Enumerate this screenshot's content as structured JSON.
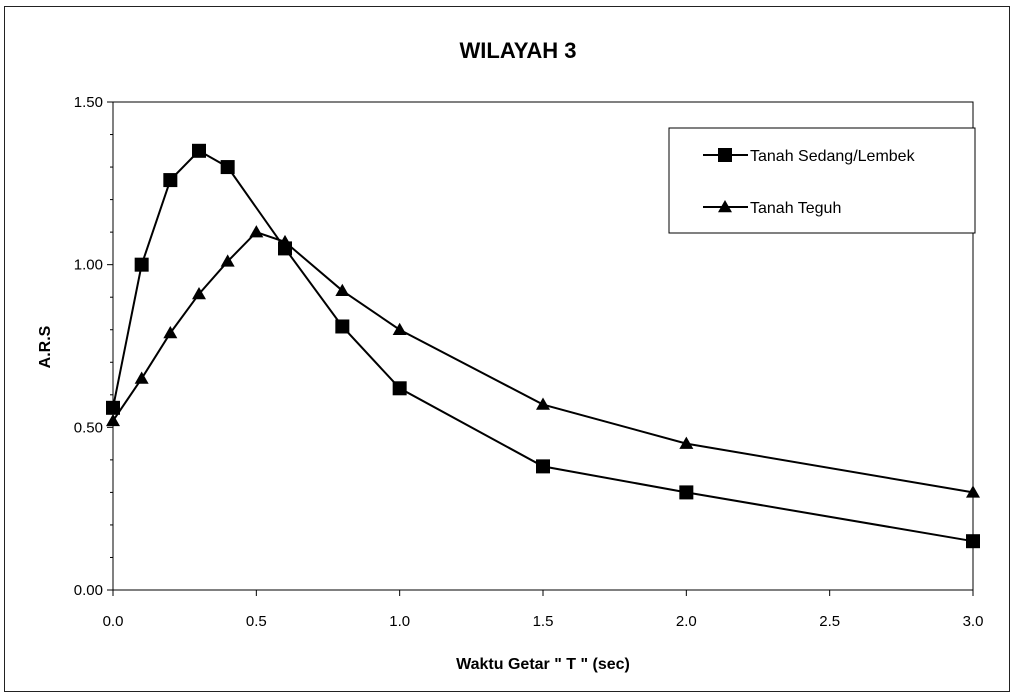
{
  "chart_data": {
    "type": "line",
    "title": "WILAYAH 3",
    "xlabel": "Waktu Getar \" T \" (sec)",
    "ylabel": "A.R.S",
    "xlim": [
      0,
      3
    ],
    "ylim": [
      0,
      1.5
    ],
    "xticks": [
      "0.0",
      "0.5",
      "1.0",
      "1.5",
      "2.0",
      "2.5",
      "3.0"
    ],
    "yticks": [
      "0.00",
      "0.50",
      "1.00",
      "1.50"
    ],
    "grid": false,
    "legend_position": "top-right",
    "series": [
      {
        "name": "Tanah Sedang/Lembek",
        "marker": "square",
        "color": "#000000",
        "points": [
          [
            0.0,
            0.56
          ],
          [
            0.1,
            1.0
          ],
          [
            0.2,
            1.26
          ],
          [
            0.3,
            1.35
          ],
          [
            0.4,
            1.3
          ],
          [
            0.6,
            1.05
          ],
          [
            0.8,
            0.81
          ],
          [
            1.0,
            0.62
          ],
          [
            1.5,
            0.38
          ],
          [
            2.0,
            0.3
          ],
          [
            3.0,
            0.15
          ]
        ]
      },
      {
        "name": "Tanah Teguh",
        "marker": "triangle",
        "color": "#000000",
        "points": [
          [
            0.0,
            0.52
          ],
          [
            0.1,
            0.65
          ],
          [
            0.2,
            0.79
          ],
          [
            0.3,
            0.91
          ],
          [
            0.4,
            1.01
          ],
          [
            0.5,
            1.1
          ],
          [
            0.6,
            1.07
          ],
          [
            0.8,
            0.92
          ],
          [
            1.0,
            0.8
          ],
          [
            1.5,
            0.57
          ],
          [
            2.0,
            0.45
          ],
          [
            3.0,
            0.3
          ]
        ]
      }
    ]
  }
}
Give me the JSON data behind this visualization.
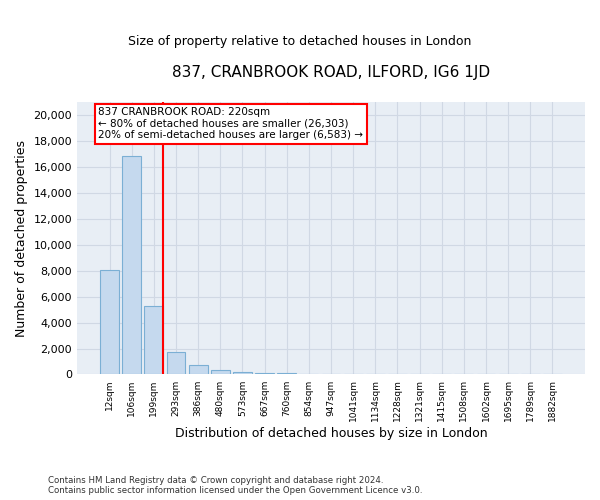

> _TASK DETAILS_
Pull out every line in the material above where "this" occurs.

> _EXERCISE SOLUTION_
Enumerate this screenshot's content as structured JSON.
Give me the JSON data behind this visualization.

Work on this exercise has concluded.